## YOUR OBJECTIVE
Note each line of the listing that contains the string "prefecture", and copy it.

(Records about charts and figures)
───

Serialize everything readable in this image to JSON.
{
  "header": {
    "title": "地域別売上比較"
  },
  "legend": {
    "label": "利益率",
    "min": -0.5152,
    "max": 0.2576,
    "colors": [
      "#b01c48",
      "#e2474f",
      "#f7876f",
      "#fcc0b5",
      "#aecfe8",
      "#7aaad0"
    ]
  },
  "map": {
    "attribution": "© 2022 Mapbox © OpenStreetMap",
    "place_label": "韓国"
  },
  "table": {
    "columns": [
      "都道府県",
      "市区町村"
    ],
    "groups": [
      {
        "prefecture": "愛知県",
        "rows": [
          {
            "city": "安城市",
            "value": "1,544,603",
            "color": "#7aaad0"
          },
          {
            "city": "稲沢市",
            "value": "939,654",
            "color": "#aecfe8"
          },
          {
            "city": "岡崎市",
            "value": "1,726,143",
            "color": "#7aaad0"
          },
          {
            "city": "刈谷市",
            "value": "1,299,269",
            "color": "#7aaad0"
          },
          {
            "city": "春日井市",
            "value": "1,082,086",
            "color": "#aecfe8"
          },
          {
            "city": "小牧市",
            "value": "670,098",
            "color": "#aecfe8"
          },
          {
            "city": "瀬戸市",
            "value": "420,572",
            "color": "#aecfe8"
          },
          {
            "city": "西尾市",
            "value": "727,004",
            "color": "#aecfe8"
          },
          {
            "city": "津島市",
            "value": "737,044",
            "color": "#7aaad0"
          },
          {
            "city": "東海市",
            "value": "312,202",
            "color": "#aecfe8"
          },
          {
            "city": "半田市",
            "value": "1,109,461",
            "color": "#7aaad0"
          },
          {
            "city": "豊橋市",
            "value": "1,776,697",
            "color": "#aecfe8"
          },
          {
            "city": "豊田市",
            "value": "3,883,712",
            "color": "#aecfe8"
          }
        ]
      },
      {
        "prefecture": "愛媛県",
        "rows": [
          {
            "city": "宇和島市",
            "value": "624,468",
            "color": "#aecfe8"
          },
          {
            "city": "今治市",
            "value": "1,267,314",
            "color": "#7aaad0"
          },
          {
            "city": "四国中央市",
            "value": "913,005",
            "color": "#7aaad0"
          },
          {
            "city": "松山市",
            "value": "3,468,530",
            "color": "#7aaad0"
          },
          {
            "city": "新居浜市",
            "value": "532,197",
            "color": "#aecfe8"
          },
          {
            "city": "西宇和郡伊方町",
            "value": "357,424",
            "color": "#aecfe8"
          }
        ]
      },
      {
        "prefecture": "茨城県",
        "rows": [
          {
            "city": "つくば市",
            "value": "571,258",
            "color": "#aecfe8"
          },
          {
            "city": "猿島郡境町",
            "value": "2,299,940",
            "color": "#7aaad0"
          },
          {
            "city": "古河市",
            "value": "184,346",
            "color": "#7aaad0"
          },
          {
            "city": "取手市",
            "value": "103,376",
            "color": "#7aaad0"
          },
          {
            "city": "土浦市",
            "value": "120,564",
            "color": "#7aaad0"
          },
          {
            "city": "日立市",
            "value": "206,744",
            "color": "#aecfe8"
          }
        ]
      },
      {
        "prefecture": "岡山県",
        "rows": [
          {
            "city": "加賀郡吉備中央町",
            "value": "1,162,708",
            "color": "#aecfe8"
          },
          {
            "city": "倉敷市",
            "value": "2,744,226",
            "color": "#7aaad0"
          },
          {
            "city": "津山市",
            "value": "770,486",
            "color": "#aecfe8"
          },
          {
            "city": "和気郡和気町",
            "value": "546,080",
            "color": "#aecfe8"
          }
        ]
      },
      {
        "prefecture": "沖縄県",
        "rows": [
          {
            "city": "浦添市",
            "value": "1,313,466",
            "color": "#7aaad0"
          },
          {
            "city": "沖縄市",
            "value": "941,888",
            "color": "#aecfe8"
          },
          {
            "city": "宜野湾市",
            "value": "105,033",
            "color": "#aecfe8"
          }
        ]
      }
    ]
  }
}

───

## COMPLETE OUTPUT
        "prefecture": "愛知県",
        "prefecture": "愛媛県",
        "prefecture": "茨城県",
        "prefecture": "岡山県",
        "prefecture": "沖縄県",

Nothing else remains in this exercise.